** STORED RECORDS **
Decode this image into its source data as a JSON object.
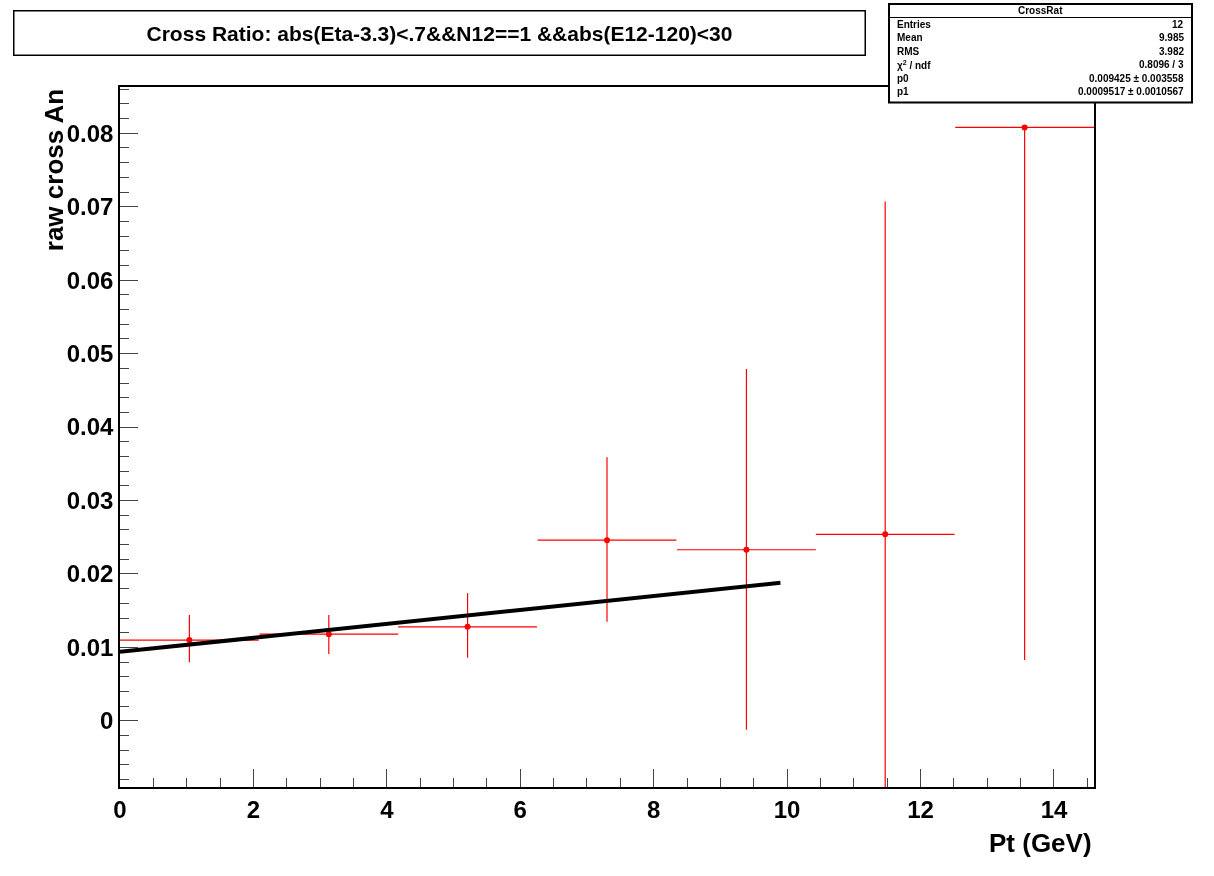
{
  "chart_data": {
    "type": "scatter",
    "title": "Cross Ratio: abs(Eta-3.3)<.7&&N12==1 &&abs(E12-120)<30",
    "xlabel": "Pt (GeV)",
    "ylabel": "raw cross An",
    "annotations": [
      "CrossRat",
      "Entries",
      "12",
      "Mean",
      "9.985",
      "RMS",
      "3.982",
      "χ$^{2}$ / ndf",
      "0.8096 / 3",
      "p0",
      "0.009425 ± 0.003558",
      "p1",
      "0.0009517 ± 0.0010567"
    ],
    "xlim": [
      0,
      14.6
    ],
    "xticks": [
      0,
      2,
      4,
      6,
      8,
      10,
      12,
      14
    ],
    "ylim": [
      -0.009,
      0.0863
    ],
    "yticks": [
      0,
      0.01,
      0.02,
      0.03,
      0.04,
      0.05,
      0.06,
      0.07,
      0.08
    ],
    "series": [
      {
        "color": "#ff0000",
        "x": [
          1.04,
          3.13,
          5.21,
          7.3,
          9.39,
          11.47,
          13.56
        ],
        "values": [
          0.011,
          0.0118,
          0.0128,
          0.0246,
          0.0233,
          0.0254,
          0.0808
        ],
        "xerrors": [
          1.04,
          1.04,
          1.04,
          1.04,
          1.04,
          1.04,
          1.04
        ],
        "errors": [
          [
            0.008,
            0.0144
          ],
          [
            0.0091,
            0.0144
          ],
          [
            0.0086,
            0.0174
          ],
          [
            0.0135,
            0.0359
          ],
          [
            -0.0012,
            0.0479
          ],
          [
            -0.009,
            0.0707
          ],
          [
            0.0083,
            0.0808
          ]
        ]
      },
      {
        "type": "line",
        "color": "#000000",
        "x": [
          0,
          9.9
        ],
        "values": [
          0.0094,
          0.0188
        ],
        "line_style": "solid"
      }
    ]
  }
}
--
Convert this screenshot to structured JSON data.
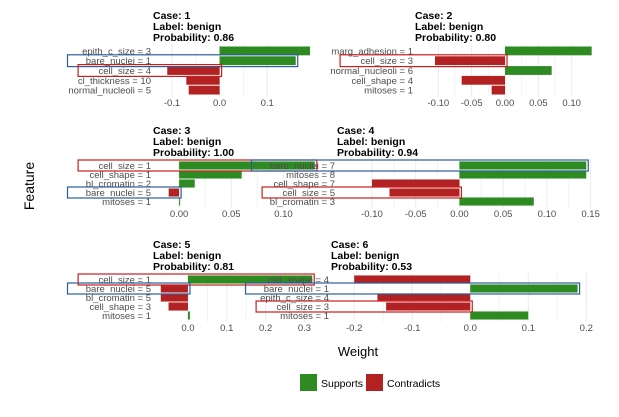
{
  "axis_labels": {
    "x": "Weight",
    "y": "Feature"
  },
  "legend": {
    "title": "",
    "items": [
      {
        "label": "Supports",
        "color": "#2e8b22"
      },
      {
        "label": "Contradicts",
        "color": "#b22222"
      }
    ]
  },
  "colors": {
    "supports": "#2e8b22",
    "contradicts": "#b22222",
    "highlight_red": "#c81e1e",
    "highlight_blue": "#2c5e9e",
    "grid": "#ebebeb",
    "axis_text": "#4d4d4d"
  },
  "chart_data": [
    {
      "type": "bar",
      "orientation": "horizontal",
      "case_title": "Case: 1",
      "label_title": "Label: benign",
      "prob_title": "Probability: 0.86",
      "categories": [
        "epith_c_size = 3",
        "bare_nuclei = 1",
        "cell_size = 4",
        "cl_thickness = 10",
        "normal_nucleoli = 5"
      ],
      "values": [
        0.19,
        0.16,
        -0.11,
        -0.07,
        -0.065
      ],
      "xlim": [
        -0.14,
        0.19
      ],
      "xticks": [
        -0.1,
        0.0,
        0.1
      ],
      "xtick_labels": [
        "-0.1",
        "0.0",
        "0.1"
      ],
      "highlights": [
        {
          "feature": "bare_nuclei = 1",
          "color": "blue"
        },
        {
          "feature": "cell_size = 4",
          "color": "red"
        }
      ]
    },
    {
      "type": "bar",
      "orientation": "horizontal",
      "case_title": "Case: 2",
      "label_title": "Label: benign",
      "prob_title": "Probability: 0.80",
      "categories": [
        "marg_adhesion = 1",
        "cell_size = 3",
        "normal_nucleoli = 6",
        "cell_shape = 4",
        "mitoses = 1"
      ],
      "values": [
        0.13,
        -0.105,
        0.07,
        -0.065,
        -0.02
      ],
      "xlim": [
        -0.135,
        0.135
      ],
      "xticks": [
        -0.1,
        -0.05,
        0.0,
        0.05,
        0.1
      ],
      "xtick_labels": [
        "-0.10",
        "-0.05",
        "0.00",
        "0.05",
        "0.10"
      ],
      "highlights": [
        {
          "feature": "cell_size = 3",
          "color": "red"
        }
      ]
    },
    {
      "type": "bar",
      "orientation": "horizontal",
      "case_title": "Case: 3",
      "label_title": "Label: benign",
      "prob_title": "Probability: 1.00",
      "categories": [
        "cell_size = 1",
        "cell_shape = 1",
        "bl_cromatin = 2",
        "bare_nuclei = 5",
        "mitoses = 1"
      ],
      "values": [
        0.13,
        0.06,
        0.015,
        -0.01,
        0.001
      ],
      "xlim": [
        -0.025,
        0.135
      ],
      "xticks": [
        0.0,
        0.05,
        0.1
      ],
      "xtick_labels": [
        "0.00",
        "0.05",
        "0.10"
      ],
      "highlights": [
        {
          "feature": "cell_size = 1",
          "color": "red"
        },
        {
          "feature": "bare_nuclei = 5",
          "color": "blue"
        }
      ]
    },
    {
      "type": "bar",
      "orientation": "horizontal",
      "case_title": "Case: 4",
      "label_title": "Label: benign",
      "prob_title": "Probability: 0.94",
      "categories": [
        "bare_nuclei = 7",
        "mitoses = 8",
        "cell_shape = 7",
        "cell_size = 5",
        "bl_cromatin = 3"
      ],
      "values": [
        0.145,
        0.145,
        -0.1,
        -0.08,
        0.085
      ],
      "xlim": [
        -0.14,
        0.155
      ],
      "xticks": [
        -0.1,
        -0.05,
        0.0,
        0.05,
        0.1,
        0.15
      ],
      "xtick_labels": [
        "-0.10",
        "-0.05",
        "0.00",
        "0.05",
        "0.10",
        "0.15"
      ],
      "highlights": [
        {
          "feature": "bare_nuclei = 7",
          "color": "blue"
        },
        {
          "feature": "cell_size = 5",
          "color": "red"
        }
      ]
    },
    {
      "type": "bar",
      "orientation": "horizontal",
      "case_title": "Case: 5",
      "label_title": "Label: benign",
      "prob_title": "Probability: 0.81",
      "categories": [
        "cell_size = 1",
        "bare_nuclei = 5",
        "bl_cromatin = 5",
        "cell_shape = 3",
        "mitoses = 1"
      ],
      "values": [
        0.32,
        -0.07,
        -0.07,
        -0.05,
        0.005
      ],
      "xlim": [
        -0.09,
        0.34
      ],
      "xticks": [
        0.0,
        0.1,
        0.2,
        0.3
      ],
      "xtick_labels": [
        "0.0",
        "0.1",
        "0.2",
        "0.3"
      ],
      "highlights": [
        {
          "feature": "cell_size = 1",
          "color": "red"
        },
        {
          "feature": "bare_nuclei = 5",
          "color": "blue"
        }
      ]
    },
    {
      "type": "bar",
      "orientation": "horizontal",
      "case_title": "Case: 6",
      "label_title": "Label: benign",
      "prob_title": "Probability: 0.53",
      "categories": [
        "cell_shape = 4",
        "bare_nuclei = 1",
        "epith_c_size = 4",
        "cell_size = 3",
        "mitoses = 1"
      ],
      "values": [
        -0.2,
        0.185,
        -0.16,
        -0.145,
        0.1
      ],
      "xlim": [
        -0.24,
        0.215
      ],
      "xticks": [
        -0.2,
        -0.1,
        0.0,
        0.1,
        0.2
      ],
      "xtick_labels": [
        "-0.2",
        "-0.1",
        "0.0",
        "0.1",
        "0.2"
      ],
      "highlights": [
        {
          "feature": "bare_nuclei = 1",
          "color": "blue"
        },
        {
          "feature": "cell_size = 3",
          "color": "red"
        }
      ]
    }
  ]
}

** SHORT TASK **
Note how many lines in the listing above hold the string "Case", then give only that figure.

** COMPLETE RESPONSE **
6